Copy the records below exactly as they are written.

**Material to process:**
+--
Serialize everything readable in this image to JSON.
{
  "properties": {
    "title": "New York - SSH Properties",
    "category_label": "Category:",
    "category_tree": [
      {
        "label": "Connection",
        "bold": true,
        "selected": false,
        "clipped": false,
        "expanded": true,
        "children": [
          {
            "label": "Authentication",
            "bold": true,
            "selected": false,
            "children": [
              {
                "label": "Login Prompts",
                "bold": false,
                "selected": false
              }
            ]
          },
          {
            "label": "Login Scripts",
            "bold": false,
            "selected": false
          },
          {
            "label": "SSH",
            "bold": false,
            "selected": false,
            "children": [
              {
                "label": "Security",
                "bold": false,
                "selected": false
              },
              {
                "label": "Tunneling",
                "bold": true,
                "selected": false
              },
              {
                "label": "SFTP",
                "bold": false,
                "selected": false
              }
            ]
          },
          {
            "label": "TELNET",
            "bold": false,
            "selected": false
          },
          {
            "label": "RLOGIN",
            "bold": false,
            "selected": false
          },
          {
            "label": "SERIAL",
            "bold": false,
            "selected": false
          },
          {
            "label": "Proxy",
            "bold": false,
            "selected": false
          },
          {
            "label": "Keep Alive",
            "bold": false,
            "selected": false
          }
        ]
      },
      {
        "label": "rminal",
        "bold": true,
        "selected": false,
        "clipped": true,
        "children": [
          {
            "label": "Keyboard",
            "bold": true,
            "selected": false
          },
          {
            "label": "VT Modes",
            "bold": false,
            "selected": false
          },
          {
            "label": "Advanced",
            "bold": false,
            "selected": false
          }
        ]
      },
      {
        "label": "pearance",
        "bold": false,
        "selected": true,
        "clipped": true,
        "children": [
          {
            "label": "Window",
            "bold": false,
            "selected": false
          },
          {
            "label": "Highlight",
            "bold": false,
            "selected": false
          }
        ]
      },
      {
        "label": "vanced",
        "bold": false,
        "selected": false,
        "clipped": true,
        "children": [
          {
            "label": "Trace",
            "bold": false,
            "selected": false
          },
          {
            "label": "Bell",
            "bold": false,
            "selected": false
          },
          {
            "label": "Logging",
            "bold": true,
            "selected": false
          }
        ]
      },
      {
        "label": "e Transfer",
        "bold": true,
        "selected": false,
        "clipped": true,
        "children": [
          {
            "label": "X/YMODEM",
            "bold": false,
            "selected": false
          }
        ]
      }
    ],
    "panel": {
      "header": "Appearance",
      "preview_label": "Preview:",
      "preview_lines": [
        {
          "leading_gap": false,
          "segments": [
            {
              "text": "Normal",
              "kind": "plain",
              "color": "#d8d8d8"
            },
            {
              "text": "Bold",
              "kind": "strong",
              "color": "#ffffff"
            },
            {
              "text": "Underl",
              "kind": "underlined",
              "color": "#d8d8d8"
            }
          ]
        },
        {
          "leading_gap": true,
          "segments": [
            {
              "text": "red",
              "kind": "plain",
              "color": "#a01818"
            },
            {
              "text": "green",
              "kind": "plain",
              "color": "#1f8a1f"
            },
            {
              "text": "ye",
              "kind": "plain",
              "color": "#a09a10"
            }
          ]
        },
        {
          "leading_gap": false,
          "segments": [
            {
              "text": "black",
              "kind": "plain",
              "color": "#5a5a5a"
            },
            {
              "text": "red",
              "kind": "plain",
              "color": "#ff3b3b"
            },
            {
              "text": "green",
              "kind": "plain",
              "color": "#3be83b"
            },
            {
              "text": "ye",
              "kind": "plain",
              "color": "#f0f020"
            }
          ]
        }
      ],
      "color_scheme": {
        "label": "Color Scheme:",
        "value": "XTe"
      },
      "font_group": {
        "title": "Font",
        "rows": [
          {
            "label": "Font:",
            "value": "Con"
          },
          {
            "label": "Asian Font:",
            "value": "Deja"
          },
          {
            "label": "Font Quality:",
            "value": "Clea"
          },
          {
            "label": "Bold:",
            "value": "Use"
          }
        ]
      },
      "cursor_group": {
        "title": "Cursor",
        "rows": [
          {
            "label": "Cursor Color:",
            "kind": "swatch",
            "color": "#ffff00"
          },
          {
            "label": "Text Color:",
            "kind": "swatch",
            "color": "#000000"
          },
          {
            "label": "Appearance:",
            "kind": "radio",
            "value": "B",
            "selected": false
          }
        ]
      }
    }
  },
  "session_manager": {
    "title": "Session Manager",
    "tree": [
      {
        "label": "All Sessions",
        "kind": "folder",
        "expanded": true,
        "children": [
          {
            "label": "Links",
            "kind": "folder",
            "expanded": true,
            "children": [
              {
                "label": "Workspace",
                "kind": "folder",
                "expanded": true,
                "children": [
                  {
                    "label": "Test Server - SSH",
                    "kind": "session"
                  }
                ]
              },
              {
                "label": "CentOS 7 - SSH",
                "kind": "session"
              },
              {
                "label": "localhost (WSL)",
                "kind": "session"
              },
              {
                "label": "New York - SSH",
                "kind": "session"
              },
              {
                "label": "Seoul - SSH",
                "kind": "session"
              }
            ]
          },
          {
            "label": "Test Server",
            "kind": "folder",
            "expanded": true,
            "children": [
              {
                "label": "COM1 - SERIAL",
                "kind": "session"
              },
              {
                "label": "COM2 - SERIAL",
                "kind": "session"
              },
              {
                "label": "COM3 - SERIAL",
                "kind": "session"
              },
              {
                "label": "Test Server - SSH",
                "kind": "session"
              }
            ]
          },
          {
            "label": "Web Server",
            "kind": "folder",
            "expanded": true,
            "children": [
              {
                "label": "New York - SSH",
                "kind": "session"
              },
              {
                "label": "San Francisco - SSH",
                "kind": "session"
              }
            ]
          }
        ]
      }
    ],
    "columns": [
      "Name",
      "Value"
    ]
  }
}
+--
**The solution:**
Serialize everything readable in this image to JSON.
{
  "properties": {
    "title": "New York - SSH Properties",
    "category_label": "Category:",
    "category_tree": [
      {
        "label": "Connection",
        "bold": true,
        "selected": false,
        "clipped": false,
        "expanded": true,
        "children": [
          {
            "label": "Authentication",
            "bold": true,
            "selected": false,
            "children": [
              {
                "label": "Login Prompts",
                "bold": false,
                "selected": false
              }
            ]
          },
          {
            "label": "Login Scripts",
            "bold": false,
            "selected": false
          },
          {
            "label": "SSH",
            "bold": false,
            "selected": false,
            "children": [
              {
                "label": "Security",
                "bold": false,
                "selected": false
              },
              {
                "label": "Tunneling",
                "bold": true,
                "selected": false
              },
              {
                "label": "SFTP",
                "bold": false,
                "selected": false
              }
            ]
          },
          {
            "label": "TELNET",
            "bold": false,
            "selected": false
          },
          {
            "label": "RLOGIN",
            "bold": false,
            "selected": false
          },
          {
            "label": "SERIAL",
            "bold": false,
            "selected": false
          },
          {
            "label": "Proxy",
            "bold": false,
            "selected": false
          },
          {
            "label": "Keep Alive",
            "bold": false,
            "selected": false
          }
        ]
      },
      {
        "label": "rminal",
        "bold": true,
        "selected": false,
        "clipped": true,
        "children": [
          {
            "label": "Keyboard",
            "bold": true,
            "selected": false
          },
          {
            "label": "VT Modes",
            "bold": false,
            "selected": false
          },
          {
            "label": "Advanced",
            "bold": false,
            "selected": false
          }
        ]
      },
      {
        "label": "pearance",
        "bold": false,
        "selected": true,
        "clipped": true,
        "children": [
          {
            "label": "Window",
            "bold": false,
            "selected": false
          },
          {
            "label": "Highlight",
            "bold": false,
            "selected": false
          }
        ]
      },
      {
        "label": "vanced",
        "bold": false,
        "selected": false,
        "clipped": true,
        "children": [
          {
            "label": "Trace",
            "bold": false,
            "selected": false
          },
          {
            "label": "Bell",
            "bold": false,
            "selected": false
          },
          {
            "label": "Logging",
            "bold": true,
            "selected": false
          }
        ]
      },
      {
        "label": "e Transfer",
        "bold": true,
        "selected": false,
        "clipped": true,
        "children": [
          {
            "label": "X/YMODEM",
            "bold": false,
            "selected": false
          }
        ]
      }
    ],
    "panel": {
      "header": "Appearance",
      "preview_label": "Preview:",
      "preview_lines": [
        {
          "leading_gap": false,
          "segments": [
            {
              "text": "Normal",
              "kind": "plain",
              "color": "#d8d8d8"
            },
            {
              "text": "Bold",
              "kind": "strong",
              "color": "#ffffff"
            },
            {
              "text": "Underl",
              "kind": "underlined",
              "color": "#d8d8d8"
            }
          ]
        },
        {
          "leading_gap": true,
          "segments": [
            {
              "text": "red",
              "kind": "plain",
              "color": "#a01818"
            },
            {
              "text": "green",
              "kind": "plain",
              "color": "#1f8a1f"
            },
            {
              "text": "ye",
              "kind": "plain",
              "color": "#a09a10"
            }
          ]
        },
        {
          "leading_gap": false,
          "segments": [
            {
              "text": "black",
              "kind": "plain",
              "color": "#5a5a5a"
            },
            {
              "text": "red",
              "kind": "plain",
              "color": "#ff3b3b"
            },
            {
              "text": "green",
              "kind": "plain",
              "color": "#3be83b"
            },
            {
              "text": "ye",
              "kind": "plain",
              "color": "#f0f020"
            }
          ]
        }
      ],
      "color_scheme": {
        "label": "Color Scheme:",
        "value": "XTe"
      },
      "font_group": {
        "title": "Font",
        "rows": [
          {
            "label": "Font:",
            "value": "Con"
          },
          {
            "label": "Asian Font:",
            "value": "Deja"
          },
          {
            "label": "Font Quality:",
            "value": "Clea"
          },
          {
            "label": "Bold:",
            "value": "Use"
          }
        ]
      },
      "cursor_group": {
        "title": "Cursor",
        "rows": [
          {
            "label": "Cursor Color:",
            "kind": "swatch",
            "color": "#ffff00"
          },
          {
            "label": "Text Color:",
            "kind": "swatch",
            "color": "#000000"
          },
          {
            "label": "Appearance:",
            "kind": "radio",
            "value": "B",
            "selected": false
          }
        ]
      }
    }
  },
  "session_manager": {
    "title": "Session Manager",
    "tree": [
      {
        "label": "All Sessions",
        "kind": "folder",
        "expanded": true,
        "children": [
          {
            "label": "Links",
            "kind": "folder",
            "expanded": true,
            "children": [
              {
                "label": "Workspace",
                "kind": "folder",
                "expanded": true,
                "children": [
                  {
                    "label": "Test Server - SSH",
                    "kind": "session"
                  }
                ]
              },
              {
                "label": "CentOS 7 - SSH",
                "kind": "session"
              },
              {
                "label": "localhost (WSL)",
                "kind": "session"
              },
              {
                "label": "New York - SSH",
                "kind": "session"
              },
              {
                "label": "Seoul - SSH",
                "kind": "session"
              }
            ]
          },
          {
            "label": "Test Server",
            "kind": "folder",
            "expanded": true,
            "children": [
              {
                "label": "COM1 - SERIAL",
                "kind": "session"
              },
              {
                "label": "COM2 - SERIAL",
                "kind": "session"
              },
              {
                "label": "COM3 - SERIAL",
                "kind": "session"
              },
              {
                "label": "Test Server - SSH",
                "kind": "session"
              }
            ]
          },
          {
            "label": "Web Server",
            "kind": "folder",
            "expanded": true,
            "children": [
              {
                "label": "New York - SSH",
                "kind": "session"
              },
              {
                "label": "San Francisco - SSH",
                "kind": "session"
              }
            ]
          }
        ]
      }
    ],
    "columns": [
      "Name",
      "Value"
    ]
  }
}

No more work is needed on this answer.